** Begin Exercise materials **

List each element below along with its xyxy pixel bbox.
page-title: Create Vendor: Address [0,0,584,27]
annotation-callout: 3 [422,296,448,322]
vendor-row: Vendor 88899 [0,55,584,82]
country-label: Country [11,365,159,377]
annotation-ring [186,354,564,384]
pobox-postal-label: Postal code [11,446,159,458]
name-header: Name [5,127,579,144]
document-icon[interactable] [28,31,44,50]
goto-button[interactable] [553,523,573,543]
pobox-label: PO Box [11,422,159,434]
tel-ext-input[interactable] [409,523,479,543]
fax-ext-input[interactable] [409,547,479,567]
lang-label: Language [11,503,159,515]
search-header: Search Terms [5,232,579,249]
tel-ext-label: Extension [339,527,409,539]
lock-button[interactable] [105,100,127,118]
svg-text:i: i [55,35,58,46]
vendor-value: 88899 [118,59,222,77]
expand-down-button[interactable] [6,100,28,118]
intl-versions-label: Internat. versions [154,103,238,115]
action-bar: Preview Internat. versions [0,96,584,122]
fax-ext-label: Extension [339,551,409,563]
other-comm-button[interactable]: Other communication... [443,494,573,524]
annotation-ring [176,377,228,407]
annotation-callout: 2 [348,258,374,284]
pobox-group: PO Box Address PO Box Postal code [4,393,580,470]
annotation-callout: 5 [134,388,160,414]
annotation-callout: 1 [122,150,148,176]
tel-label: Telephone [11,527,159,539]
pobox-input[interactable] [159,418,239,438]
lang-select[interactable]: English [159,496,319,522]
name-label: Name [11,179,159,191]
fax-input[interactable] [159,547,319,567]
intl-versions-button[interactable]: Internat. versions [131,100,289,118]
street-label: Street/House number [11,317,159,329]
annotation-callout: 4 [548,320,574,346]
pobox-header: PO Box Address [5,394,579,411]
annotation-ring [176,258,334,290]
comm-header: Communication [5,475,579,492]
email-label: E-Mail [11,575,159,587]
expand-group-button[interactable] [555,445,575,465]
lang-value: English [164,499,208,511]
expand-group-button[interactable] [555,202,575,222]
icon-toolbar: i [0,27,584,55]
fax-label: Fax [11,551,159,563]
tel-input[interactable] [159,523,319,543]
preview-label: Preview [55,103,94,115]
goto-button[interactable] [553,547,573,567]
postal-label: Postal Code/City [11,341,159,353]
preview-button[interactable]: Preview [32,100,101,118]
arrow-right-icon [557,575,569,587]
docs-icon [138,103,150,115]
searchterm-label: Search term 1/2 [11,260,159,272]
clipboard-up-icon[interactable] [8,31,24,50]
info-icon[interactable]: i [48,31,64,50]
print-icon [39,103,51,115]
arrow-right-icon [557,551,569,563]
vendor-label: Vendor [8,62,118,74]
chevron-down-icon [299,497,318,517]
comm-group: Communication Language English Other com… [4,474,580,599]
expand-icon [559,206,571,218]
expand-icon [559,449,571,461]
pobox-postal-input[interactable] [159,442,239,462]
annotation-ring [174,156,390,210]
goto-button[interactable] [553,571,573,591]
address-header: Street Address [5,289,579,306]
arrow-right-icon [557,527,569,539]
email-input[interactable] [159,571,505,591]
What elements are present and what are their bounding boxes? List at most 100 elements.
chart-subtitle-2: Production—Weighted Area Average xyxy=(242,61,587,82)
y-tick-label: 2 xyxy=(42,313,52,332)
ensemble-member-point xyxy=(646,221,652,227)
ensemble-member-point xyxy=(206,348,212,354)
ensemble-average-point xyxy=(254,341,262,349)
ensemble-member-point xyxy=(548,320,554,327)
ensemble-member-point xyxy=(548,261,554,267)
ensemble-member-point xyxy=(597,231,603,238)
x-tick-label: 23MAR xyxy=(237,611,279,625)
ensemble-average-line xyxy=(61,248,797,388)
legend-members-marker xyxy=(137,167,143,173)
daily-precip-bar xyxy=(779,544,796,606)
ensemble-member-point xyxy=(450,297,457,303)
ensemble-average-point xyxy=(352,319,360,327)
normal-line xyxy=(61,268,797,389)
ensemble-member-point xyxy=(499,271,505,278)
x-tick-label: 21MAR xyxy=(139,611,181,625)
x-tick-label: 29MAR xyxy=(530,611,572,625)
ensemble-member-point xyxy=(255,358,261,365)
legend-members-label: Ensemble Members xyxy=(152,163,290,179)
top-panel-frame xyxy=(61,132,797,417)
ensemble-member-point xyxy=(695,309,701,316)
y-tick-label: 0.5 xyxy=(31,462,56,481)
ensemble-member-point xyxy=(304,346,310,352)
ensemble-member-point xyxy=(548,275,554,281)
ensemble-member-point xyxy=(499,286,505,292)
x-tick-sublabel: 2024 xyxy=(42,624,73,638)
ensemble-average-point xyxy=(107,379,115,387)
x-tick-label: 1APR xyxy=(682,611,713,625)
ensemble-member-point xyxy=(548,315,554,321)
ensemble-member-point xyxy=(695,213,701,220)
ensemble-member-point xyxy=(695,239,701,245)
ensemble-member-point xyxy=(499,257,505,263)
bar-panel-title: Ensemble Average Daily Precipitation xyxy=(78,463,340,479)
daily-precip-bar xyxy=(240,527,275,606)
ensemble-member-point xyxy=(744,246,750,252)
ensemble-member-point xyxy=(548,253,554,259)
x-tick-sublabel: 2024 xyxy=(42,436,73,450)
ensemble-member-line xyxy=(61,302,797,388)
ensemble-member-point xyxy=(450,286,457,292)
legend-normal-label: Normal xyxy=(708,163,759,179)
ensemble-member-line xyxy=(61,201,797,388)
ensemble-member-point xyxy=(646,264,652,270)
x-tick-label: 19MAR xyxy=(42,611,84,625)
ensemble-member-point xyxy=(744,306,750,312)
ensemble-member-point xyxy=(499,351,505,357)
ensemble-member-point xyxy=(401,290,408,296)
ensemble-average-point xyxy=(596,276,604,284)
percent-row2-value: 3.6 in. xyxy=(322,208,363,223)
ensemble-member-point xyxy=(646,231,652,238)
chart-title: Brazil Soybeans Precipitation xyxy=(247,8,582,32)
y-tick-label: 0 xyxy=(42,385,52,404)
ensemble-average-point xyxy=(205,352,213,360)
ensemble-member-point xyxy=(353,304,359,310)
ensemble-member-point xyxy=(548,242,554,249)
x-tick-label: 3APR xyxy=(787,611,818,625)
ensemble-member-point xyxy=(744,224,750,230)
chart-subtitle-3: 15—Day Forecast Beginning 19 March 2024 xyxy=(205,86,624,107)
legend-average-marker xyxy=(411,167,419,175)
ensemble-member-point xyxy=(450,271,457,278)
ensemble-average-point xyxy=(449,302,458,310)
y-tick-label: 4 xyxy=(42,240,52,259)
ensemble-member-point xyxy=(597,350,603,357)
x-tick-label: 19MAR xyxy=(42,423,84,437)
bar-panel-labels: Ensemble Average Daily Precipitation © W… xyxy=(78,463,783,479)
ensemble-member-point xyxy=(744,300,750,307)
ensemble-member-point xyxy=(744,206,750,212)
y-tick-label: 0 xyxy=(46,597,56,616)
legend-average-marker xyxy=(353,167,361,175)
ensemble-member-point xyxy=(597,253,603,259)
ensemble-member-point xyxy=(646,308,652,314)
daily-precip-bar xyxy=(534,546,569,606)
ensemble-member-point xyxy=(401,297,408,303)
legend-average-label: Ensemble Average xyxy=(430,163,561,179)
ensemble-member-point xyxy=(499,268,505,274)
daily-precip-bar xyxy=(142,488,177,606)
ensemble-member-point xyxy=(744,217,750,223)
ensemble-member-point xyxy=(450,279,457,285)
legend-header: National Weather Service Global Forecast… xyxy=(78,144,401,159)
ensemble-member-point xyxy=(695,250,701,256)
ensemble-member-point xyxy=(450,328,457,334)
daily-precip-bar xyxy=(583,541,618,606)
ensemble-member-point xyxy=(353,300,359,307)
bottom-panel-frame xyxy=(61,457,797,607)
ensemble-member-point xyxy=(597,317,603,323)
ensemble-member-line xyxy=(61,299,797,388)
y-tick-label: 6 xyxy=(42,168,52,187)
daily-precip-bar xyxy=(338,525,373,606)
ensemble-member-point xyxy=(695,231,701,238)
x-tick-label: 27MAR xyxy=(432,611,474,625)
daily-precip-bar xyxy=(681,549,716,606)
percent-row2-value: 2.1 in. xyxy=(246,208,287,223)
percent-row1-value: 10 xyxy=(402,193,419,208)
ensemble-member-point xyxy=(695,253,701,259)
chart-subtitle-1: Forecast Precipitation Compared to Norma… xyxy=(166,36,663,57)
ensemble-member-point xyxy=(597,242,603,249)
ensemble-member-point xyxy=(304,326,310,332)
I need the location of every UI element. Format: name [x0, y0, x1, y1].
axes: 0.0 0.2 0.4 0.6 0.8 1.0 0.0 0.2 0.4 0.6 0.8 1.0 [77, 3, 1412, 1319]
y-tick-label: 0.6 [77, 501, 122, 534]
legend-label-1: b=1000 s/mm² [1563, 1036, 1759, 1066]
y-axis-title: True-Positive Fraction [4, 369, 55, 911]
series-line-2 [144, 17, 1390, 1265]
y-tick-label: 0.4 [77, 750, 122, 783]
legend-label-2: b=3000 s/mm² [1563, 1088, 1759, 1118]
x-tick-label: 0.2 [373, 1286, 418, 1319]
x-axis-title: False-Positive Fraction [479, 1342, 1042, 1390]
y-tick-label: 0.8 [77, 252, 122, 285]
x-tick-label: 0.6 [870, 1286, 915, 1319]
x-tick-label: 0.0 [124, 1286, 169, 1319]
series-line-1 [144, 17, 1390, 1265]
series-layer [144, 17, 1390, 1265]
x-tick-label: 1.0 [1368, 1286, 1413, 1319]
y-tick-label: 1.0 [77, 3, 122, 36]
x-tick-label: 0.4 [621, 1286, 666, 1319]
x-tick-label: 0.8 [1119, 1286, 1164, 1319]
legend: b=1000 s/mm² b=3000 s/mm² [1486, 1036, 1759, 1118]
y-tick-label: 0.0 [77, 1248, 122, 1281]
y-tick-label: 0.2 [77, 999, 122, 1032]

** End Exercise materials **

[Goal of the exercise] In the data, from the first line through the line containing "lang-select[interactable]: English [159,496,319,522]", replace "annotation-callout" with "note-callout" and leave everything else unchanged. Give back only those lines.

[Exercise answer]
List each element below along with its xyxy pixel bbox.
page-title: Create Vendor: Address [0,0,584,27]
note-callout: 3 [422,296,448,322]
vendor-row: Vendor 88899 [0,55,584,82]
country-label: Country [11,365,159,377]
annotation-ring [186,354,564,384]
pobox-postal-label: Postal code [11,446,159,458]
name-header: Name [5,127,579,144]
document-icon[interactable] [28,31,44,50]
goto-button[interactable] [553,523,573,543]
pobox-label: PO Box [11,422,159,434]
tel-ext-input[interactable] [409,523,479,543]
fax-ext-input[interactable] [409,547,479,567]
lang-label: Language [11,503,159,515]
search-header: Search Terms [5,232,579,249]
tel-ext-label: Extension [339,527,409,539]
lock-button[interactable] [105,100,127,118]
svg-text:i: i [55,35,58,46]
vendor-value: 88899 [118,59,222,77]
expand-down-button[interactable] [6,100,28,118]
intl-versions-label: Internat. versions [154,103,238,115]
action-bar: Preview Internat. versions [0,96,584,122]
fax-ext-label: Extension [339,551,409,563]
other-comm-button[interactable]: Other communication... [443,494,573,524]
annotation-ring [176,377,228,407]
note-callout: 2 [348,258,374,284]
pobox-group: PO Box Address PO Box Postal code [4,393,580,470]
note-callout: 5 [134,388,160,414]
note-callout: 1 [122,150,148,176]
tel-label: Telephone [11,527,159,539]
pobox-input[interactable] [159,418,239,438]
lang-select[interactable]: English [159,496,319,522]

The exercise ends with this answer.